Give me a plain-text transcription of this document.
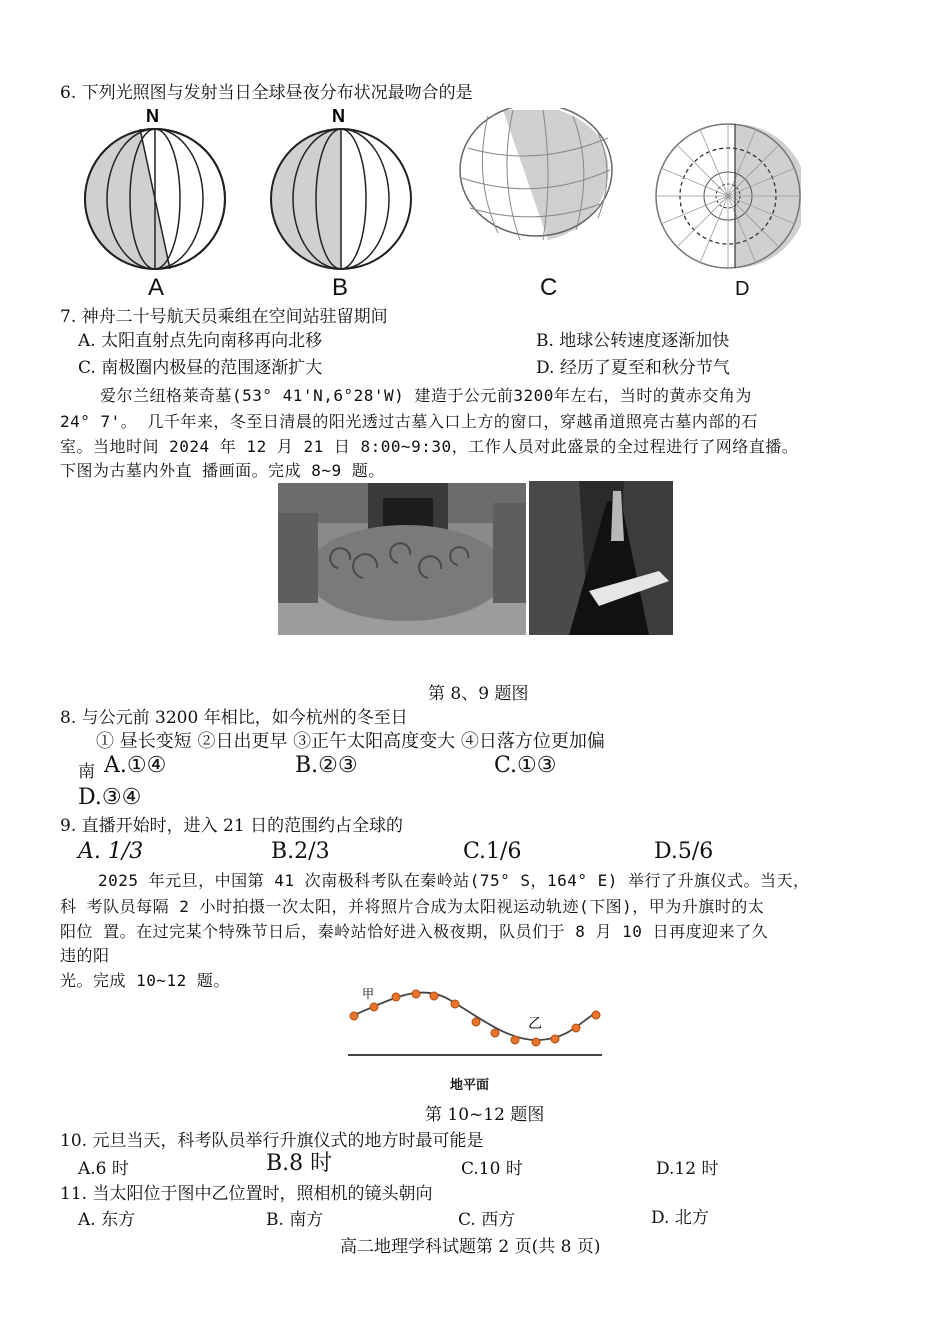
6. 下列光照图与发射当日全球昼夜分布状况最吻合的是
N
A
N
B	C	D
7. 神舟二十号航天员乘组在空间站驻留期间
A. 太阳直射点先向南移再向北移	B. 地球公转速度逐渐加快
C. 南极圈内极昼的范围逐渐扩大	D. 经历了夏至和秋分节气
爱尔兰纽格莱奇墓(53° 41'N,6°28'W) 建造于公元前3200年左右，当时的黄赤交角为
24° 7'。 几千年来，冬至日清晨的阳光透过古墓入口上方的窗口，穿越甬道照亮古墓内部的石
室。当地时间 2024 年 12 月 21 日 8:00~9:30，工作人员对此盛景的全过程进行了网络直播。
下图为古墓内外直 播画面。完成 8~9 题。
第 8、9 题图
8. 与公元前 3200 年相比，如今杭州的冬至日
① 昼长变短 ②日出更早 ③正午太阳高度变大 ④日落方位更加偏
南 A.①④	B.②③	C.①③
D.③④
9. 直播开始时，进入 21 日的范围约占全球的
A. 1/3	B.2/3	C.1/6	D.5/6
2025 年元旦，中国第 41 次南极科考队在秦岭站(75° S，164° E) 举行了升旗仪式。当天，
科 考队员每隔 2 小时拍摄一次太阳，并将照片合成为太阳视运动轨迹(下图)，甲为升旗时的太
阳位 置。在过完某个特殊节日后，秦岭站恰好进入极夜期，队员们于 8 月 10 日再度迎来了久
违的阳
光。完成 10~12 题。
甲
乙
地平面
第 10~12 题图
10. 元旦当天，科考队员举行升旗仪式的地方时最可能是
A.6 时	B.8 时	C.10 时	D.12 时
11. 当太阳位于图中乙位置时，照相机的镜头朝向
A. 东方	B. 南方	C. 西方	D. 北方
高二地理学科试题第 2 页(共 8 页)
━━━
Omit the pictures and restate the rest of the records verbatim.

The completed task:
Give me a plain-text transcription of this document.
6. 下列光照图与发射当日全球昼夜分布状况最吻合的是
N
A
N
B	C	D
7. 神舟二十号航天员乘组在空间站驻留期间
A. 太阳直射点先向南移再向北移	B. 地球公转速度逐渐加快
C. 南极圈内极昼的范围逐渐扩大	D. 经历了夏至和秋分节气
爱尔兰纽格莱奇墓(53° 41'N,6°28'W) 建造于公元前3200年左右，当时的黄赤交角为
24° 7'。 几千年来，冬至日清晨的阳光透过古墓入口上方的窗口，穿越甬道照亮古墓内部的石
室。当地时间 2024 年 12 月 21 日 8:00~9:30，工作人员对此盛景的全过程进行了网络直播。
下图为古墓内外直 播画面。完成 8~9 题。
第 8、9 题图
8. 与公元前 3200 年相比，如今杭州的冬至日
① 昼长变短 ②日出更早 ③正午太阳高度变大 ④日落方位更加偏
南 A.①④	B.②③	C.①③
D.③④
9. 直播开始时，进入 21 日的范围约占全球的
A. 1/3	B.2/3	C.1/6	D.5/6
2025 年元旦，中国第 41 次南极科考队在秦岭站(75° S，164° E) 举行了升旗仪式。当天，
科 考队员每隔 2 小时拍摄一次太阳，并将照片合成为太阳视运动轨迹(下图)，甲为升旗时的太
阳位 置。在过完某个特殊节日后，秦岭站恰好进入极夜期，队员们于 8 月 10 日再度迎来了久
违的阳
光。完成 10~12 题。
甲
乙
地平面
第 10~12 题图
10. 元旦当天，科考队员举行升旗仪式的地方时最可能是
A.6 时	B.8 时	C.10 时	D.12 时
11. 当太阳位于图中乙位置时，照相机的镜头朝向
A. 东方	B. 南方	C. 西方	D. 北方
高二地理学科试题第 2 页(共 8 页)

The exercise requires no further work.